## Material shown
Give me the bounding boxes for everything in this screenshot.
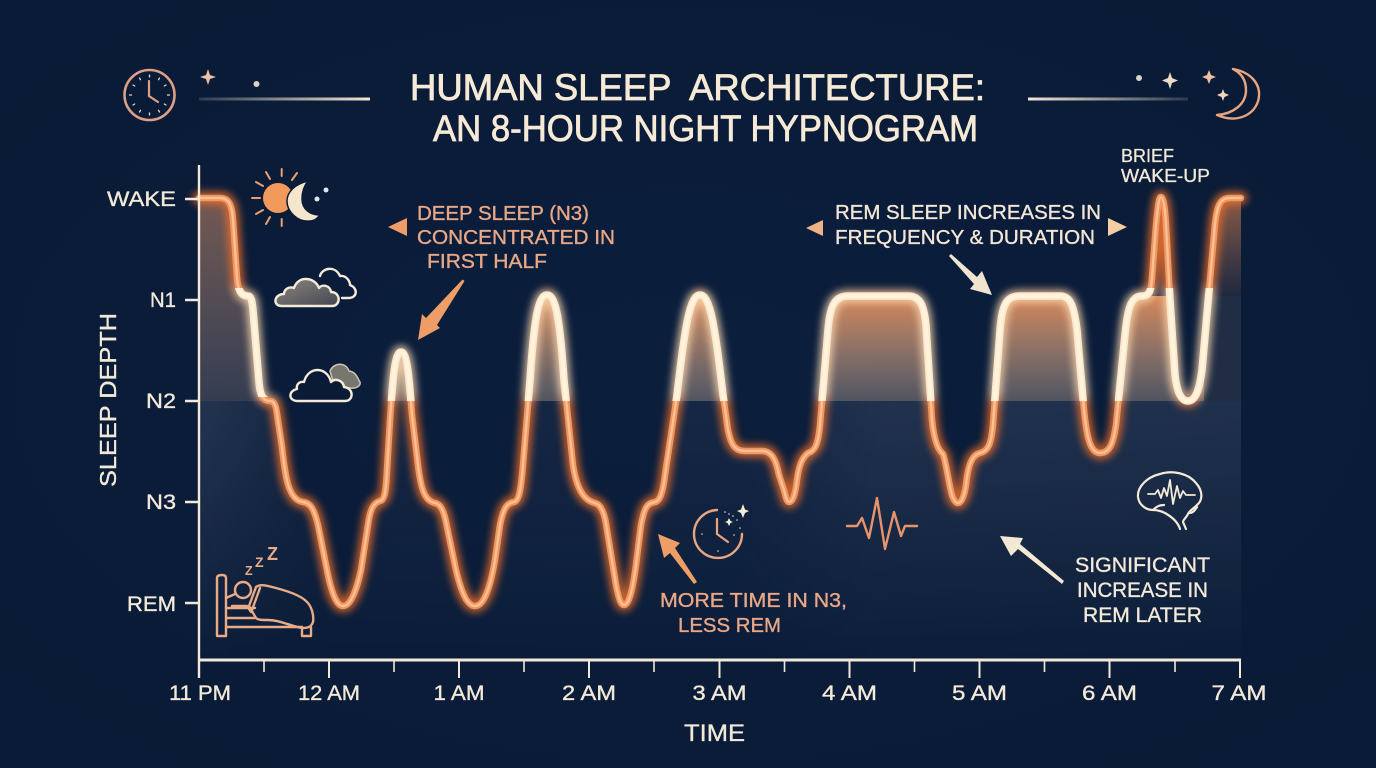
callout text: MORE TIME IN N3, bbox=[660, 590, 847, 612]
y axis stage labels: N2 bbox=[146, 390, 176, 413]
icon: brain with EEG bbox=[1138, 472, 1201, 529]
x axis time labels: 6 AM bbox=[1082, 682, 1137, 705]
icon: crescent moon bbox=[1217, 69, 1259, 119]
icon: clock with sparkles bbox=[694, 504, 749, 558]
callout text: FREQUENCY & DURATION bbox=[835, 227, 1095, 249]
callout text bbox=[835, 202, 1101, 249]
callout text: CONCENTRATED IN bbox=[417, 227, 615, 249]
callout text: DEEP SLEEP (N3) bbox=[417, 203, 589, 225]
callout text bbox=[660, 590, 847, 637]
icon: sleeping person in bed bbox=[217, 544, 313, 636]
y axis stage labels: REM bbox=[127, 593, 176, 616]
icon: brain wave bbox=[847, 498, 917, 549]
y axis stage labels: WAKE bbox=[107, 188, 176, 211]
icon: sleeping person in bed: Z bbox=[245, 564, 253, 578]
icon: sleeping person in bed: Z bbox=[267, 544, 278, 564]
x axis time labels: 12 AM bbox=[298, 682, 360, 705]
line: light stages (cream) bbox=[234, 288, 1213, 405]
callout: brief wake-up: WAKE-UP bbox=[1121, 166, 1210, 186]
header decoration: left stars and line bbox=[199, 69, 370, 100]
arrow bbox=[949, 254, 992, 295]
x axis time labels: 5 AM bbox=[952, 682, 1007, 705]
callout text bbox=[417, 203, 615, 273]
area fill under the curve bbox=[199, 190, 1241, 660]
callout: brief wake-up bbox=[1121, 146, 1210, 186]
title: HUMAN SLEEP ARCHITECTURE: bbox=[410, 67, 985, 108]
icon: sun and moon bbox=[252, 169, 328, 226]
callout text: REM LATER bbox=[1083, 604, 1202, 627]
icon: sleeping person in bed: Z bbox=[255, 554, 264, 570]
callout: REM increases bbox=[806, 202, 1127, 295]
y axis bbox=[185, 165, 199, 678]
callout: more time in N3 bbox=[658, 534, 847, 637]
header decoration: right stars and line bbox=[1028, 70, 1229, 101]
soft glow around the line bbox=[199, 197, 1241, 606]
callout text: SIGNIFICANT bbox=[1075, 554, 1210, 577]
y axis stage labels: N3 bbox=[146, 491, 176, 514]
callout text: INCREASE IN bbox=[1077, 579, 1208, 602]
icon: clouds lower bbox=[290, 364, 360, 401]
x axis time labels: 3 AM bbox=[692, 682, 746, 705]
x axis time labels: 7 AM bbox=[1212, 682, 1266, 705]
callout: deep sleep bbox=[388, 203, 615, 340]
y axis stage labels bbox=[107, 188, 176, 616]
x axis bbox=[199, 660, 1241, 678]
title: AN 8-HOUR NIGHT HYPNOGRAM bbox=[433, 108, 978, 149]
callout text bbox=[1075, 554, 1210, 627]
line: deep stages (orange) bbox=[199, 197, 1241, 606]
arrow bbox=[1000, 536, 1064, 584]
icon: clouds upper bbox=[275, 269, 356, 306]
arrow bbox=[658, 534, 697, 584]
x axis time labels bbox=[169, 682, 1266, 705]
arrow bbox=[418, 280, 464, 340]
callout: brief wake-up: BRIEF bbox=[1121, 146, 1174, 166]
x axis title: TIME bbox=[684, 720, 745, 747]
callout: significant increase in REM bbox=[1000, 536, 1210, 627]
callout text: REM SLEEP INCREASES IN bbox=[835, 202, 1101, 224]
icon: wall clock bbox=[124, 70, 174, 120]
callout text: FIRST HALF bbox=[427, 251, 547, 273]
x axis time labels: 2 AM bbox=[562, 682, 616, 705]
x axis time labels: 4 AM bbox=[822, 682, 877, 705]
y axis stage labels: N1 bbox=[150, 289, 176, 312]
title bbox=[410, 67, 985, 149]
y axis title: SLEEP DEPTH bbox=[95, 313, 121, 487]
x axis time labels: 11 PM bbox=[169, 682, 231, 705]
chart: hypnogram bbox=[199, 190, 1241, 660]
triangle marker bbox=[388, 218, 407, 236]
triangles bbox=[806, 220, 823, 236]
x axis time labels: 1 AM bbox=[434, 682, 484, 705]
callout text: LESS REM bbox=[678, 615, 781, 637]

## Problem description
Reproduce the data above with every "x axis time labels" changed to "x axis hour labels" and nothing else altered. Leave the picture out.

## Answer to the task
Give me the bounding boxes for everything in this screenshot.
callout text: MORE TIME IN N3, bbox=[660, 590, 847, 612]
y axis stage labels: N2 bbox=[146, 390, 176, 413]
icon: brain with EEG bbox=[1138, 472, 1201, 529]
x axis hour labels: 6 AM bbox=[1082, 682, 1137, 705]
icon: crescent moon bbox=[1217, 69, 1259, 119]
icon: clock with sparkles bbox=[694, 504, 749, 558]
callout text: FREQUENCY & DURATION bbox=[835, 227, 1095, 249]
callout text bbox=[835, 202, 1101, 249]
callout text: CONCENTRATED IN bbox=[417, 227, 615, 249]
callout text: DEEP SLEEP (N3) bbox=[417, 203, 589, 225]
callout text bbox=[660, 590, 847, 637]
icon: sleeping person in bed bbox=[217, 544, 313, 636]
y axis stage labels: REM bbox=[127, 593, 176, 616]
icon: brain wave bbox=[847, 498, 917, 549]
y axis stage labels: WAKE bbox=[107, 188, 176, 211]
icon: sleeping person in bed: Z bbox=[245, 564, 253, 578]
icon: sleeping person in bed: Z bbox=[267, 544, 278, 564]
x axis hour labels: 12 AM bbox=[298, 682, 360, 705]
line: light stages (cream) bbox=[234, 288, 1213, 405]
callout: brief wake-up: WAKE-UP bbox=[1121, 166, 1210, 186]
header decoration: left stars and line bbox=[199, 69, 370, 100]
arrow bbox=[949, 254, 992, 295]
x axis hour labels: 5 AM bbox=[952, 682, 1007, 705]
callout text bbox=[417, 203, 615, 273]
area fill under the curve bbox=[199, 190, 1241, 660]
callout: brief wake-up bbox=[1121, 146, 1210, 186]
title: HUMAN SLEEP ARCHITECTURE: bbox=[410, 67, 985, 108]
icon: sun and moon bbox=[252, 169, 328, 226]
callout text: REM LATER bbox=[1083, 604, 1202, 627]
icon: sleeping person in bed: Z bbox=[255, 554, 264, 570]
callout: REM increases bbox=[806, 202, 1127, 295]
y axis bbox=[185, 165, 199, 678]
callout: more time in N3 bbox=[658, 534, 847, 637]
header decoration: right stars and line bbox=[1028, 70, 1229, 101]
soft glow around the line bbox=[199, 197, 1241, 606]
callout text: SIGNIFICANT bbox=[1075, 554, 1210, 577]
y axis stage labels: N3 bbox=[146, 491, 176, 514]
callout text: INCREASE IN bbox=[1077, 579, 1208, 602]
icon: clouds lower bbox=[290, 364, 360, 401]
x axis hour labels: 3 AM bbox=[692, 682, 746, 705]
x axis hour labels: 7 AM bbox=[1212, 682, 1266, 705]
callout: deep sleep bbox=[388, 203, 615, 340]
y axis stage labels bbox=[107, 188, 176, 616]
x axis bbox=[199, 660, 1241, 678]
title: AN 8-HOUR NIGHT HYPNOGRAM bbox=[433, 108, 978, 149]
callout text bbox=[1075, 554, 1210, 627]
line: deep stages (orange) bbox=[199, 197, 1241, 606]
arrow bbox=[1000, 536, 1064, 584]
icon: clouds upper bbox=[275, 269, 356, 306]
arrow bbox=[658, 534, 697, 584]
x axis hour labels bbox=[169, 682, 1266, 705]
arrow bbox=[418, 280, 464, 340]
callout: brief wake-up: BRIEF bbox=[1121, 146, 1174, 166]
x axis title: TIME bbox=[684, 720, 745, 747]
callout: significant increase in REM bbox=[1000, 536, 1210, 627]
callout text: REM SLEEP INCREASES IN bbox=[835, 202, 1101, 224]
icon: wall clock bbox=[124, 70, 174, 120]
callout text: FIRST HALF bbox=[427, 251, 547, 273]
x axis hour labels: 2 AM bbox=[562, 682, 616, 705]
x axis hour labels: 4 AM bbox=[822, 682, 877, 705]
y axis stage labels: N1 bbox=[150, 289, 176, 312]
title bbox=[410, 67, 985, 149]
y axis title: SLEEP DEPTH bbox=[95, 313, 121, 487]
x axis hour labels: 11 PM bbox=[169, 682, 231, 705]
chart: hypnogram bbox=[199, 190, 1241, 660]
triangle marker bbox=[388, 218, 407, 236]
triangles bbox=[806, 220, 823, 236]
x axis hour labels: 1 AM bbox=[434, 682, 484, 705]
callout text: LESS REM bbox=[678, 615, 781, 637]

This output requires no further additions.